▶ **Goal of the exercise**
Without the pictures, can you quote each line below exactly?
-- Exercise input start --
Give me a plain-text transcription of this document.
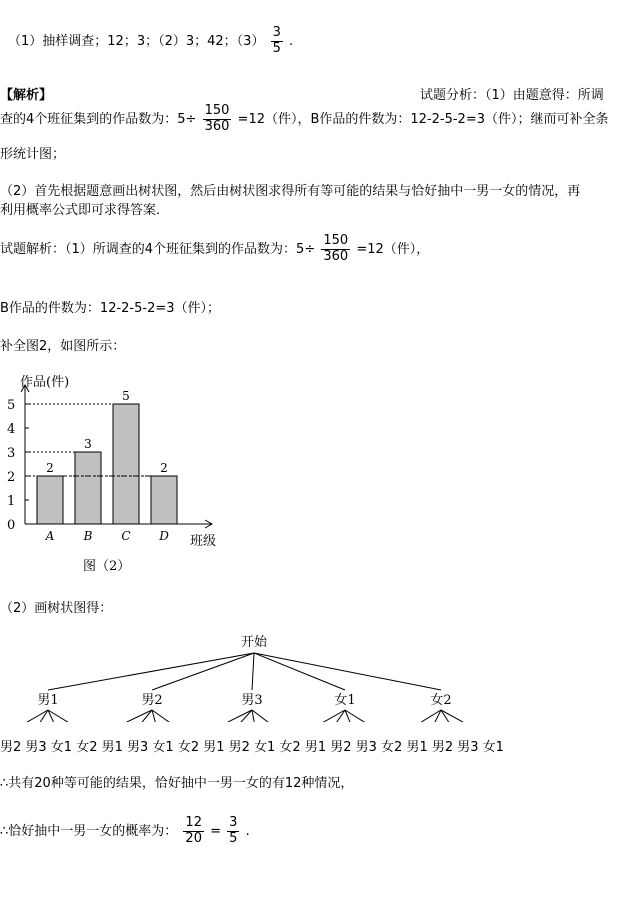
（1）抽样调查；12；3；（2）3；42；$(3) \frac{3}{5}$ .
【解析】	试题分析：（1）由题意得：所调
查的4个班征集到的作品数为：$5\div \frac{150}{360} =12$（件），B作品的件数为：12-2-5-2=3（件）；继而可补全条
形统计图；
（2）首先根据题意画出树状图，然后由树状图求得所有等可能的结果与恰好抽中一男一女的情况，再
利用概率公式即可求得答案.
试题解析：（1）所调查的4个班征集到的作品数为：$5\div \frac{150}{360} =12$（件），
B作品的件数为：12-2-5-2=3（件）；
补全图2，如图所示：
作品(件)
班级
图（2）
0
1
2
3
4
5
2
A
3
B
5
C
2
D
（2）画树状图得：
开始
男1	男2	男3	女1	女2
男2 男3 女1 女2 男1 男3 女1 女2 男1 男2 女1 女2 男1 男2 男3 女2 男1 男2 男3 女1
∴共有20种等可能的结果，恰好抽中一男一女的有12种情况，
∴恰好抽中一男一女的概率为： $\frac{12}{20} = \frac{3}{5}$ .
-- Exercise input end --
▶ **Solution for this task**
Give me a plain-text transcription of this document.
（1）抽样调查；12；3；（2）3；42；$(3) \frac{3}{5}$ .
【解析】	试题分析：（1）由题意得：所调
查的4个班征集到的作品数为：$5\div \frac{150}{360} =12$（件），B作品的件数为：12-2-5-2=3（件）；继而可补全条
形统计图；
（2）首先根据题意画出树状图，然后由树状图求得所有等可能的结果与恰好抽中一男一女的情况，再
利用概率公式即可求得答案.
试题解析：（1）所调查的4个班征集到的作品数为：$5\div \frac{150}{360} =12$（件），
B作品的件数为：12-2-5-2=3（件）；
补全图2，如图所示：
作品(件)
班级
图（2）
0
1
2
3
4
5
2
A
3
B
5
C
2
D
（2）画树状图得：
开始
男1	男2	男3	女1	女2
男2 男3 女1 女2 男1 男3 女1 女2 男1 男2 女1 女2 男1 男2 男3 女2 男1 男2 男3 女1
∴共有20种等可能的结果，恰好抽中一男一女的有12种情况，
∴恰好抽中一男一女的概率为： $\frac{12}{20} = \frac{3}{5}$ .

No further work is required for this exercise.